*Task A*:
Answer these questions using the tokenizer description:
(i) What is the vocabulary size of the original LFM2 tokenizer?
(ii) How many tokens were added in the merge?
(iii) What ratio is listed for the Code-Switching (Complex) test?
*Task B*:
In the tokenizer description, rewrite the passage from "LiquidAI/LFM2-1.2B (English tokenizer)" to "and round-trip accuracy.", changing "excellent performance" to "strong performance".
*Task C*:
Continue the description of the merged English-Khmer tokenizer from the point where it ends.

*Source excerpt*:
🇰🇭 LFM2-Khmer-Merged-18K Tokenizer

🔄 Merged Tokenizer for English + Khmer

This repository contains the merged tokenizer that integrates:

LiquidAI/LFM2-1.2B (English tokenizer)
Msok99/18k_tokenizer_v2 (Khmer tokenizer)

Resulting in a unified tokenizer capable of handling English, Khmer, numbers, math, and mixed-script text with excellent performance and round-trip accuracy.

🧩 Model Details

Attribute	Description
Base Model	`LiquidAI/LFM2-1.2B`
Merged Tokenizer	`Msok99/lfm2-khmer-merged-18k`
Khmer Source	`Msok99/18k_tokenizer_v2`
Vocab Size	81,127 tokens
Merge Type	Vocabulary-level merge
Language(s)	English + Khmer
Special Tokens	Preserved (`<

📊 Merge Summary

Metric	Value	Status
LFM2 Original Vocabulary	64,400	✅
Khmer Tokenizer Vocabulary	18,001	✅
Vocabulary Overlap	1,274	✅
Tokens Added	16,727	✅
Final Vocabulary Size	81,127	✅
Duplication Rate	1.5%	Excellent

⚙️ Performance Metrics

Test Type	Merged TPC	Khmer TPC	Ratio	Result
Pure Khmer (Compounds)	0.111	0.111	1.00×	✅
Khmer Sentences	0.143	0.143	1.00×	✅
Code-Switching (Simple)	0.368	0.316	1.17×	✅
Code-Switching (Complex)	0.220	0.240	0.92×	✅
Numbers / Mixed	0.367	0.388	0.95×	✅
Average Efficiency Ratio	—	—	1.01×	✅ Excellent

✅ 10/10 Round-trip encoding tests
✅ 14/14 Edge cases handled (mixed script, long words, punctuation, etc.)

*Records*:
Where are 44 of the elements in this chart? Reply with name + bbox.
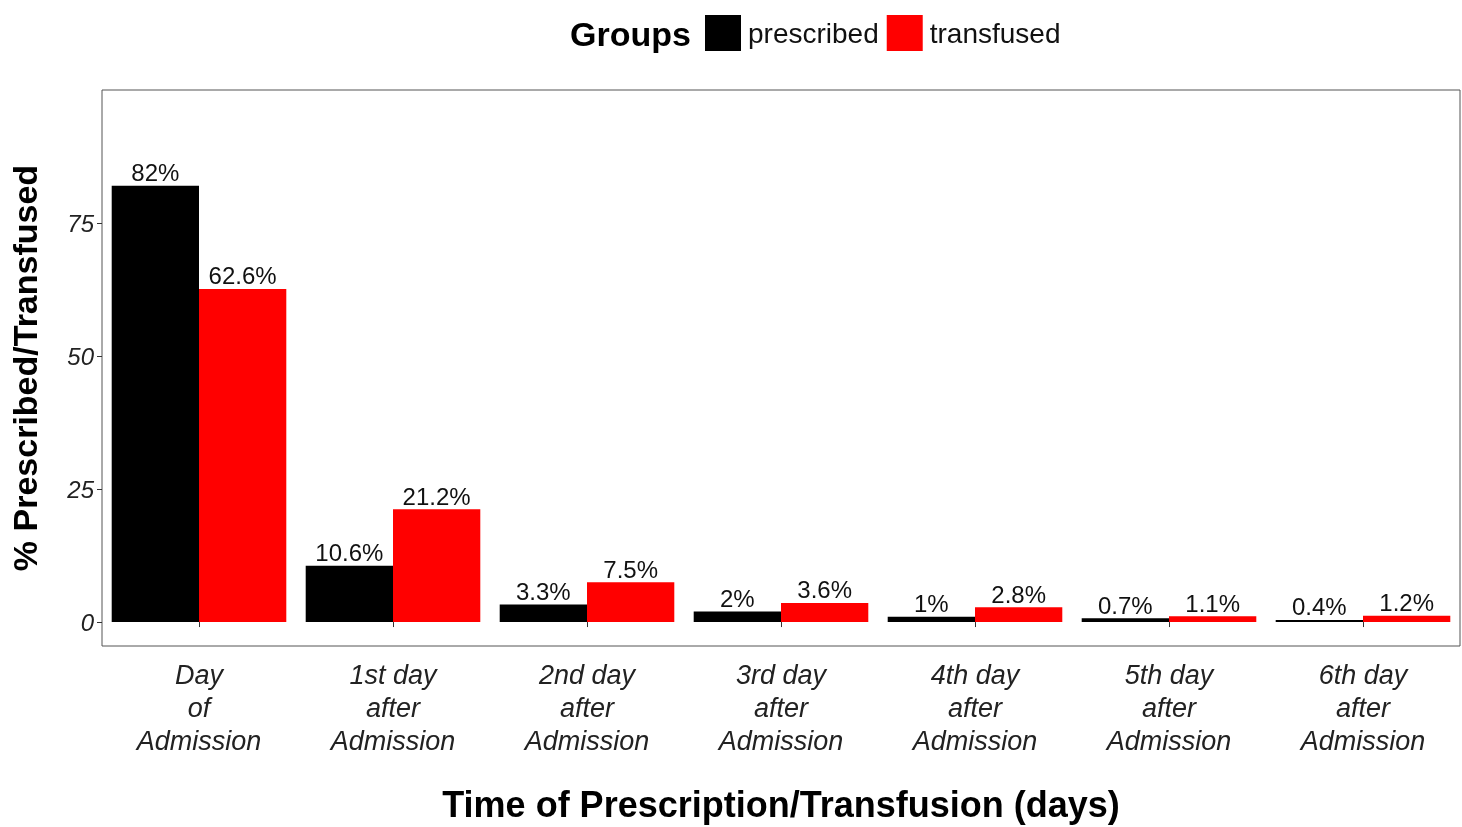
data-label: 10.6% [315,539,384,567]
bar [1169,616,1257,623]
x-axis-title: Time of Prescription/Transfusion (days) [442,783,1120,825]
data-label: 82% [131,159,180,187]
data-label: 0.4% [1292,593,1347,621]
bar [587,582,675,623]
bar [1363,615,1451,623]
x-tick-label: 4th day after Admission [910,659,1038,756]
data-label: 21.2% [402,482,471,510]
x-tick-label: 6th day after Admission [1298,659,1426,756]
y-tick-label: 0 [80,608,95,636]
data-label: 1.2% [1379,589,1434,617]
data-label: 0.7% [1098,591,1153,619]
legend-label: prescribed [748,17,879,49]
bar [393,509,481,623]
data-label: 7.5% [603,555,658,583]
bar [1081,618,1169,623]
legend-label: transfused [929,17,1061,49]
data-label: 62.6% [208,262,277,290]
x-tick-label: 2nd day after Admission [522,659,650,756]
data-label: 2% [720,584,755,612]
y-tick-label: 75 [67,209,95,237]
data-label: 1% [914,590,949,618]
bar [305,565,393,623]
y-tick-label: 25 [66,475,95,503]
data-label: 3.6% [797,576,852,604]
x-tick-label: Day of Admission [134,659,262,756]
bar [887,616,975,623]
bar [499,604,587,623]
data-label: 3.3% [516,578,571,605]
bar [111,185,199,623]
bar [693,611,781,623]
legend-title: Groups [570,15,692,53]
x-tick-label: 5th day after Admission [1104,659,1232,756]
data-label: 1.1% [1185,589,1240,617]
y-axis-title: % Prescribed/Transfused [6,164,44,572]
bar [1275,619,1363,623]
bar [975,607,1063,623]
x-tick-label: 3rd day after Admission [716,659,844,756]
y-tick-label: 50 [67,342,95,370]
bar [199,288,287,623]
bar [781,602,869,623]
x-tick-label: 1st day after Admission [328,659,456,756]
data-label: 2.8% [991,580,1046,608]
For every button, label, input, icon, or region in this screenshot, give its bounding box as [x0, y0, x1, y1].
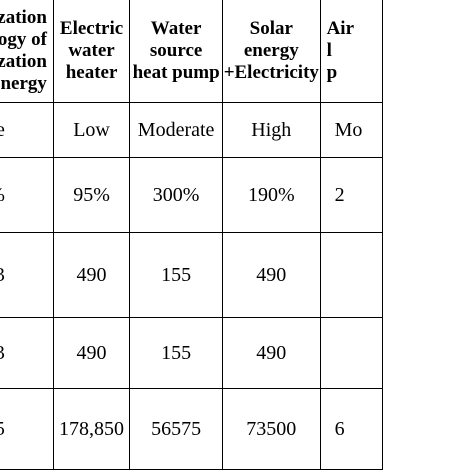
header-cell-electric-water-heater: Electric water heater [52, 0, 131, 103]
header-cell-solar-electricity: Solar energy +Electricity [222, 0, 321, 103]
table-cell: 490 [52, 317, 131, 389]
table-cell: Low [52, 102, 131, 158]
table-cell: 103 [0, 232, 54, 318]
table-row: 37,595 178,850 56575 73500 6 [0, 388, 384, 470]
table-row: oderate Low Moderate High Mo [0, 102, 384, 158]
table-row: 450% 95% 300% 190% 2 [0, 157, 384, 233]
table-cell: 190% [222, 157, 321, 233]
table-cell: oderate [0, 102, 54, 158]
table-cell [319, 317, 384, 389]
table-cell: 450% [0, 157, 54, 233]
table-cell: Moderate [129, 102, 224, 158]
table-cell: 155 [129, 232, 224, 318]
header-cell-air-source: Air l p [319, 0, 384, 103]
table-cell: 490 [52, 232, 131, 318]
table-cell: 490 [222, 232, 321, 318]
table-cell: 155 [129, 317, 224, 389]
header-cell-water-source-heat-pump: Water source heat pump [129, 0, 224, 103]
table-cell: 95% [52, 157, 131, 233]
comparison-table: utilization nology of merization energy … [0, 0, 384, 470]
table-row: 103 490 155 490 [0, 317, 384, 389]
table-cell: High [222, 102, 321, 158]
table-row: 103 490 155 490 [0, 232, 384, 318]
table-cell: Mo [319, 102, 384, 158]
table-cell: 300% [129, 157, 224, 233]
table-cell: 2 [319, 157, 384, 233]
header-cell-technology: utilization nology of merization energy [0, 0, 54, 103]
table-header-row: utilization nology of merization energy … [0, 0, 384, 103]
table-cell: 6 [319, 388, 384, 470]
table-cell: 103 [0, 317, 54, 389]
table-cell: 490 [222, 317, 321, 389]
table-cell [319, 232, 384, 318]
table-cell: 37,595 [0, 388, 54, 470]
table-cell: 56575 [129, 388, 224, 470]
table-cell: 73500 [222, 388, 321, 470]
table-cell: 178,850 [52, 388, 131, 470]
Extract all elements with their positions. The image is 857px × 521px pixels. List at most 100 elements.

*Task output A*:
(i) 64,400
(ii) 16,727
(iii) 0.92×

*Task output B*:
LiquidAI/LFM2-1.2B (English tokenizer)
Msok99/18k_tokenizer_v2 (Khmer tokenizer)

Resulting in a unified tokenizer capable of handling English, Khmer, numbers, math, and mixed-script text with strong performance and round-trip accuracy.

*Task output C*:
🧠 Key Highlights

Perfect Khmer compound preservation (e.g. “អគ្គលេខាធិការ” → 1 token)
Seamless English–Khmer integration (code-switching friendly)
Full compatibility with LFM2-1.2B models
Mathematical and numeric token coverage

🧩 How to Use

from transformers import AutoTokenizer

tokenizer = AutoTokenizer.from_pretrained("Msok99/lfm2-khmer-merged-18k")

text = "CEO របស់ Apple និង Google"
print(tokenizer.tokenize(text))
print(tokenizer.decode(tokenizer.encode(text)))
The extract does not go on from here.